== Task objective ==
Check each line of the material below for "топливной". Report how many have it, with no other words.

═════ Supplied material

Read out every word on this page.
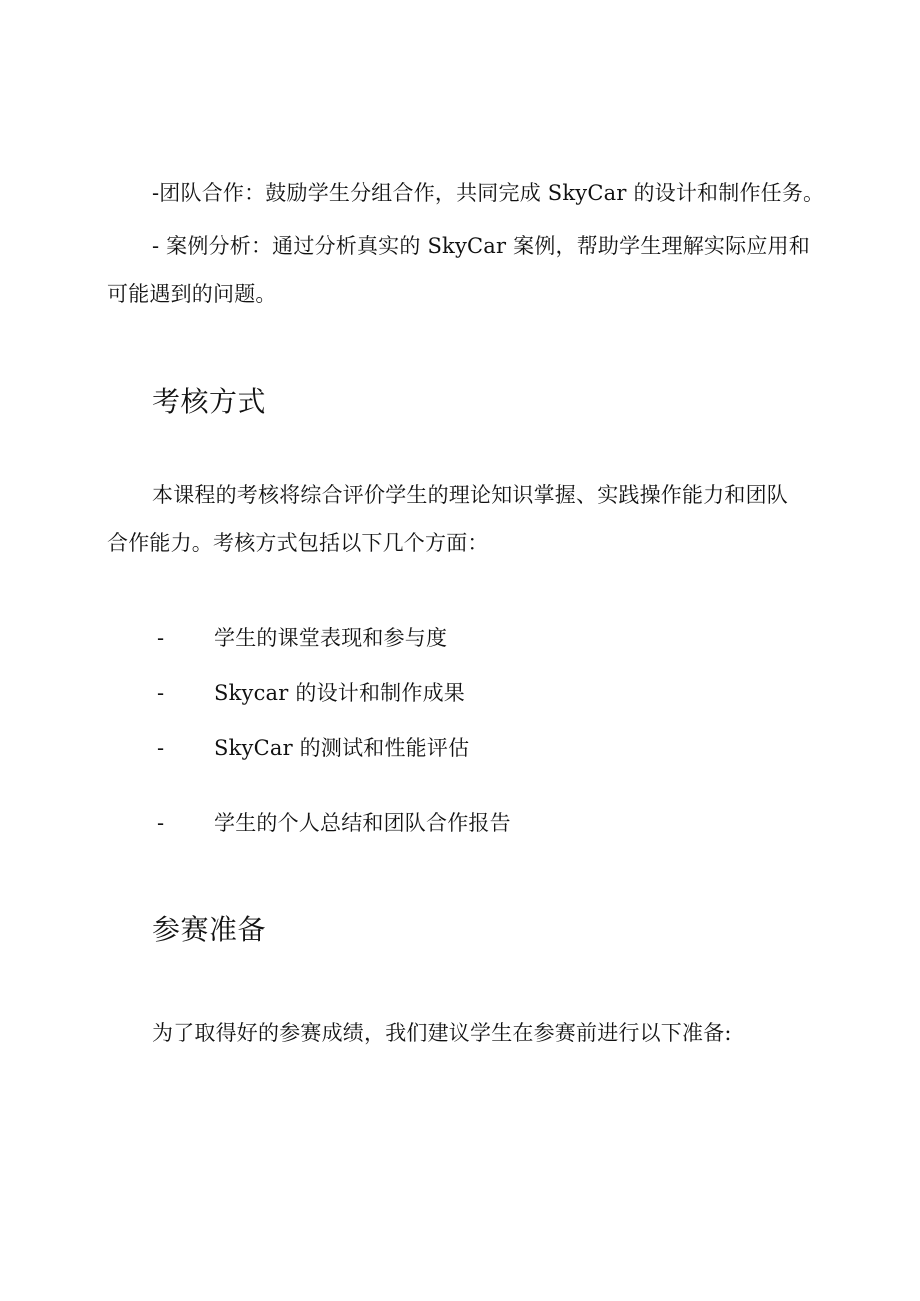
-团队合作：鼓励学生分组合作，共同完成 SkyCar 的设计和制作任务。
- 案例分析：通过分析真实的 SkyCar 案例，帮助学生理解实际应用和
可能遇到的问题。
考核方式
本课程的考核将综合评价学生的理论知识掌握、实践操作能力和团队
合作能力。考核方式包括以下几个方面：
- 学生的课堂表现和参与度
- Skycar 的设计和制作成果
- SkyCar 的测试和性能评估
- 学生的个人总结和团队合作报告
参赛准备
为了取得好的参赛成绩，我们建议学生在参赛前进行以下准备:
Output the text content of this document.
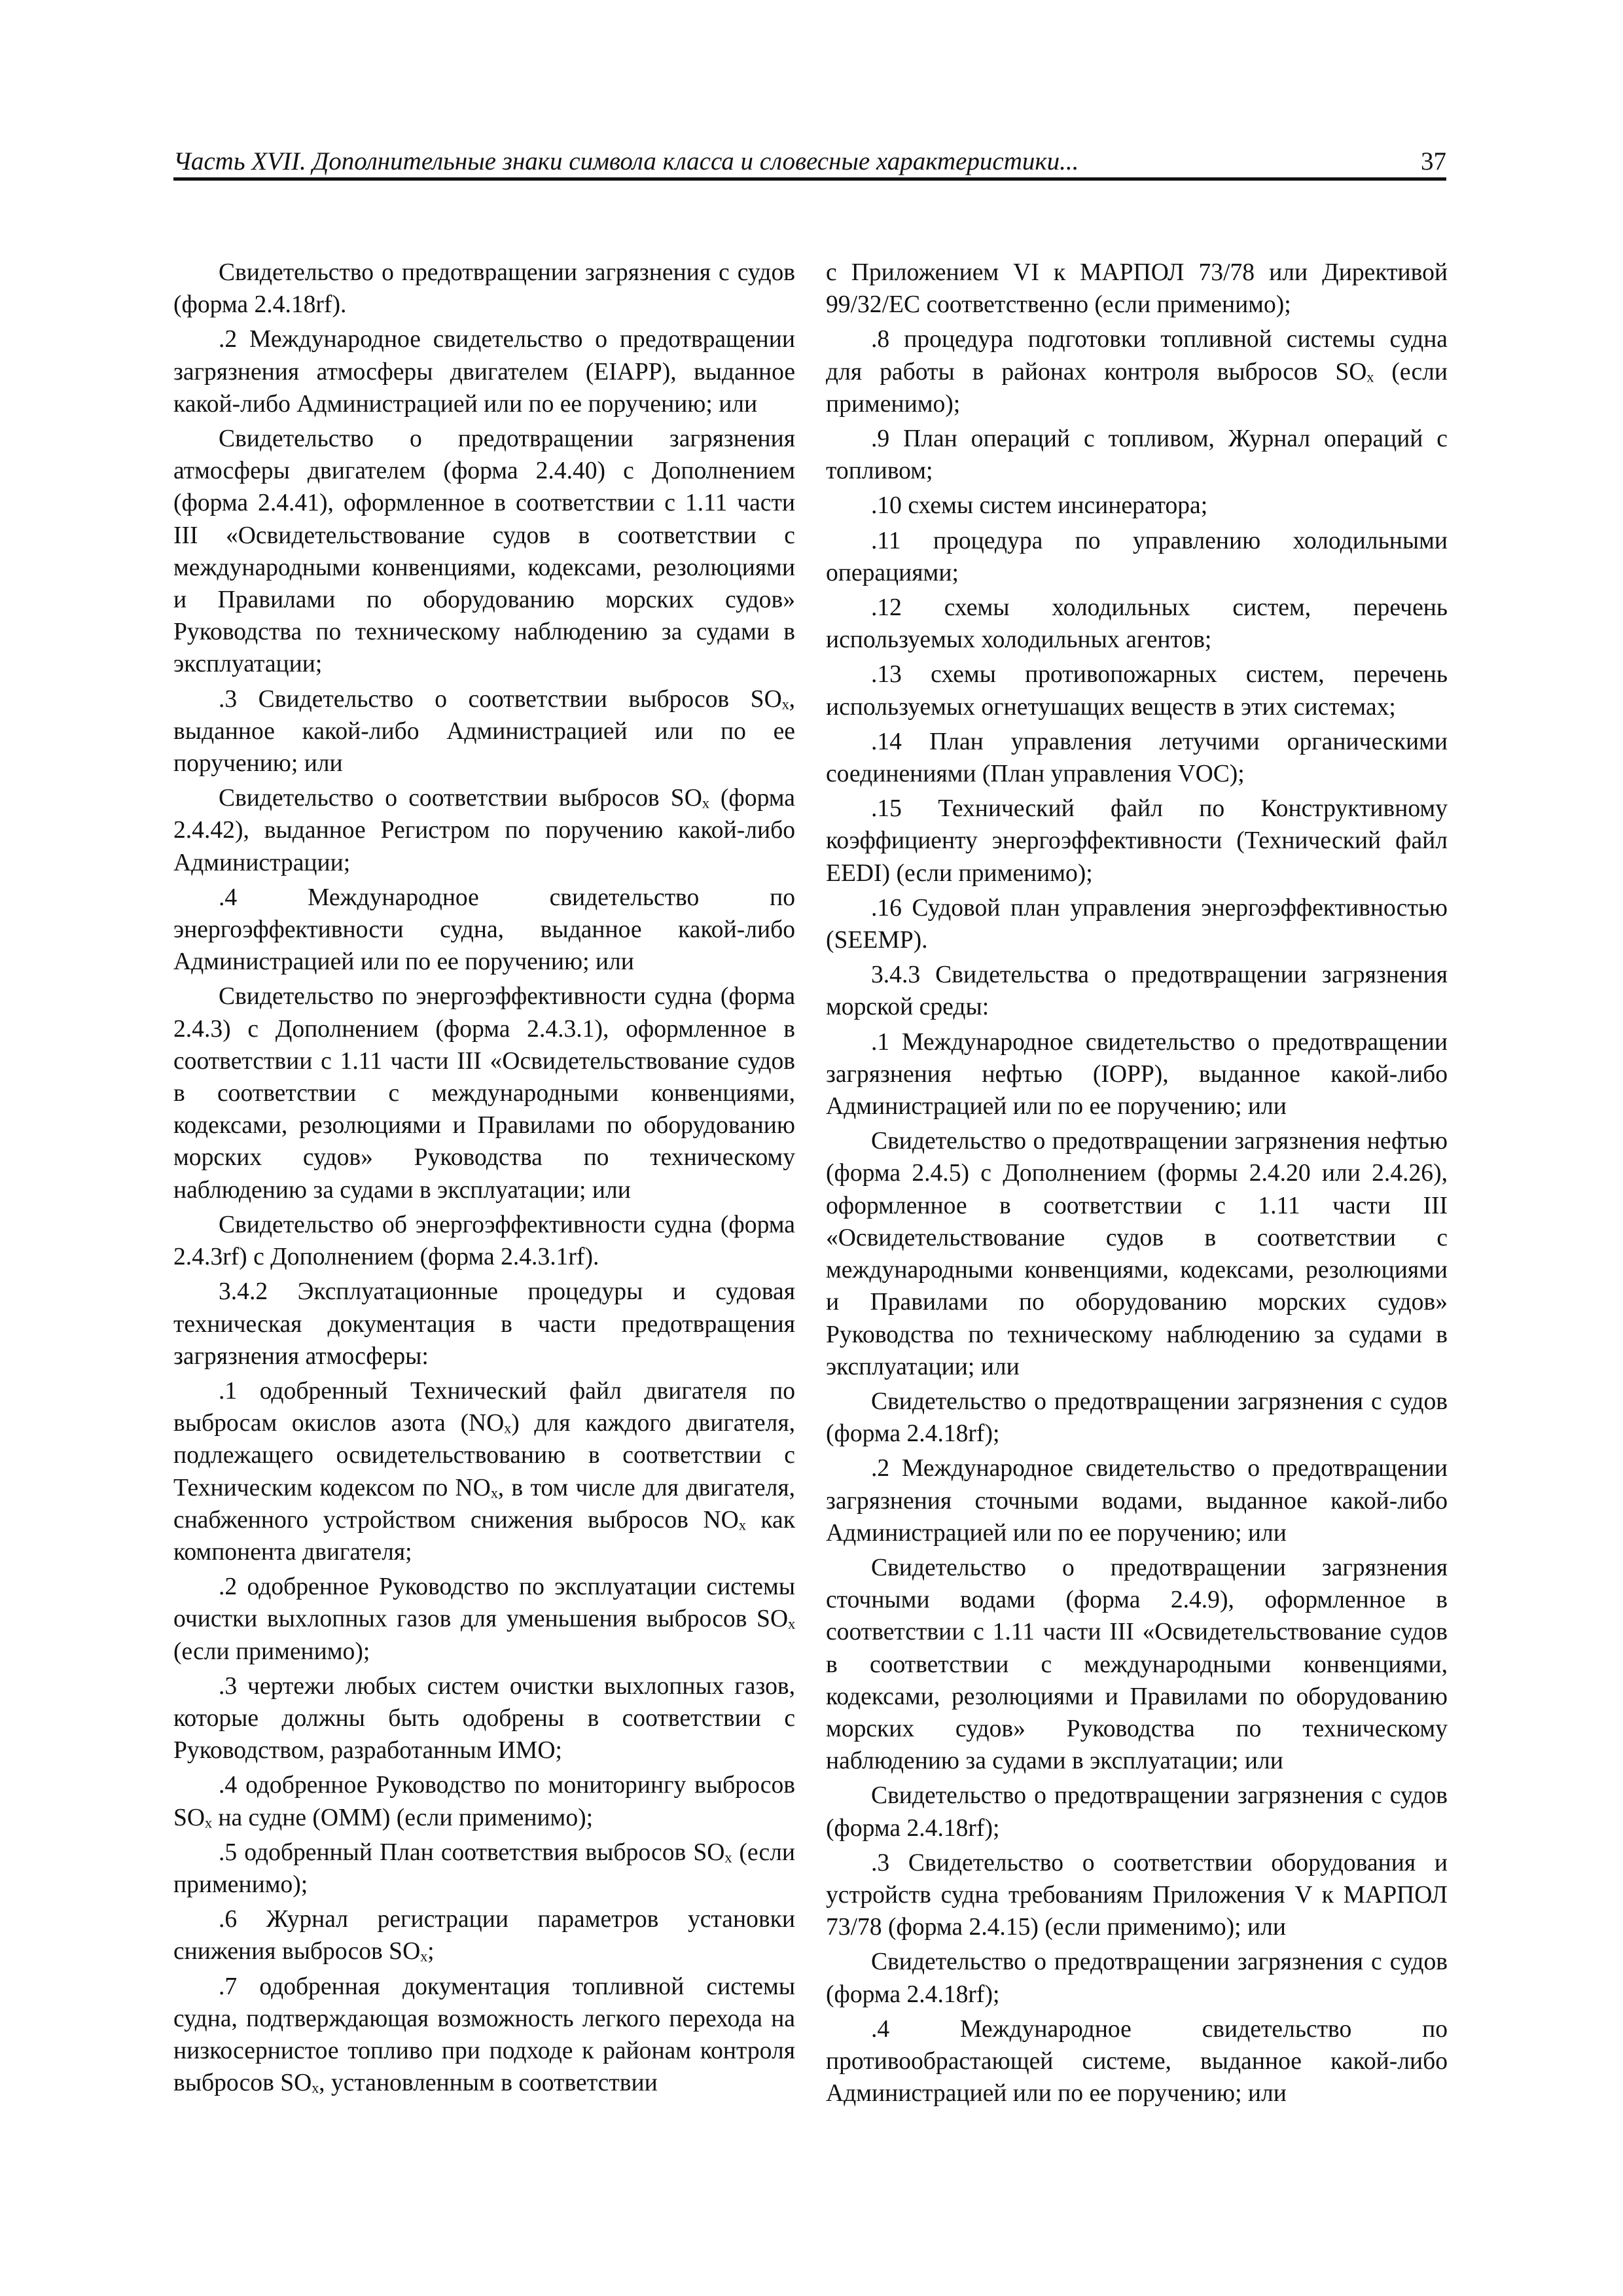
Часть XVII. Дополнительные знаки символа класса и словесные характеристики...	37

Свидетельство о предотвращении загрязнения с судов (форма 2.4.18rf).

.2 Международное свидетельство о предотвращении загрязнения атмосферы двигателем (EIAPP), выданное какой-либо Администрацией или по ее поручению; или

Свидетельство о предотвращении загрязнения атмосферы двигателем (форма 2.4.40) с Дополнением (форма 2.4.41), оформленное в соответствии с 1.11 части III «Освидетельствование судов в соответствии с международными конвенциями, кодексами, резолюциями и Правилами по оборудованию морских судов» Руководства по техническому наблюдению за судами в эксплуатации;

.3 Свидетельство о соответствии выбросов SOₓ, выданное какой-либо Администрацией или по ее поручению; или

Свидетельство о соответствии выбросов SOₓ (форма 2.4.42), выданное Регистром по поручению какой-либо Администрации;

.4 Международное свидетельство по энергоэффективности судна, выданное какой-либо Администрацией или по ее поручению; или

Свидетельство по энергоэффективности судна (форма 2.4.3) с Дополнением (форма 2.4.3.1), оформленное в соответствии с 1.11 части III «Освидетельствование судов в соответствии с международными конвенциями, кодексами, резолюциями и Правилами по оборудованию морских судов» Руководства по техническому наблюдению за судами в эксплуатации; или

Свидетельство об энергоэффективности судна (форма 2.4.3rf) с Дополнением (форма 2.4.3.1rf).

3.4.2 Эксплуатационные процедуры и судовая техническая документация в части предотвращения загрязнения атмосферы:

.1 одобренный Технический файл двигателя по выбросам окислов азота (NOₓ) для каждого двигателя, подлежащего освидетельствованию в соответствии с Техническим кодексом по NOₓ, в том числе для двигателя, снабженного устройством снижения выбросов NOₓ как компонента двигателя;

.2 одобренное Руководство по эксплуатации системы очистки выхлопных газов для уменьшения выбросов SOₓ (если применимо);

.3 чертежи любых систем очистки выхлопных газов, которые должны быть одобрены в соответствии с Руководством, разработанным ИМО;

.4 одобренное Руководство по мониторингу выбросов SOₓ на судне (ОММ) (если применимо);

.5 одобренный План соответствия выбросов SOₓ (если применимо);

.6 Журнал регистрации параметров установки снижения выбросов SOₓ;

.7 одобренная документация топливной системы судна, подтверждающая возможность легкого перехода на низкосернистое топливо при подходе к районам контроля выбросов SOₓ, установленным в соответствии

с Приложением VI к МАРПОЛ 73/78 или Директивой 99/32/ЕС соответственно (если применимо);

.8 процедура подготовки топливной системы судна для работы в районах контроля выбросов SOₓ (если применимо);

.9 План операций с топливом, Журнал операций с топливом;

.10 схемы систем инсинератора;

.11 процедура по управлению холодильными операциями;

.12 схемы холодильных систем, перечень используемых холодильных агентов;

.13 схемы противопожарных систем, перечень используемых огнетушащих веществ в этих системах;

.14 План управления летучими органическими соединениями (План управления VOC);

.15 Технический файл по Конструктивному коэффициенту энергоэффективности (Технический файл EEDI) (если применимо);

.16 Судовой план управления энергоэффективностью (SEEMP).

3.4.3 Свидетельства о предотвращении загрязнения морской среды:

.1 Международное свидетельство о предотвращении загрязнения нефтью (IOPP), выданное какой-либо Администрацией или по ее поручению; или

Свидетельство о предотвращении загрязнения нефтью (форма 2.4.5) с Дополнением (формы 2.4.20 или 2.4.26), оформленное в соответствии с 1.11 части III «Освидетельствование судов в соответствии с международными конвенциями, кодексами, резолюциями и Правилами по оборудованию морских судов» Руководства по техническому наблюдению за судами в эксплуатации; или

Свидетельство о предотвращении загрязнения с судов (форма 2.4.18rf);

.2 Международное свидетельство о предотвращении загрязнения сточными водами, выданное какой-либо Администрацией или по ее поручению; или

Свидетельство о предотвращении загрязнения сточными водами (форма 2.4.9), оформленное в соответствии с 1.11 части III «Освидетельствование судов в соответствии с международными конвенциями, кодексами, резолюциями и Правилами по оборудованию морских судов» Руководства по техническому наблюдению за судами в эксплуатации; или

Свидетельство о предотвращении загрязнения с судов (форма 2.4.18rf);

.3 Свидетельство о соответствии оборудования и устройств судна требованиям Приложения V к МАРПОЛ 73/78 (форма 2.4.15) (если применимо); или

Свидетельство о предотвращении загрязнения с судов (форма 2.4.18rf);

.4 Международное свидетельство по противообрастающей системе, выданное какой-либо Администрацией или по ее поручению; или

══════════

== Finished answer ==
2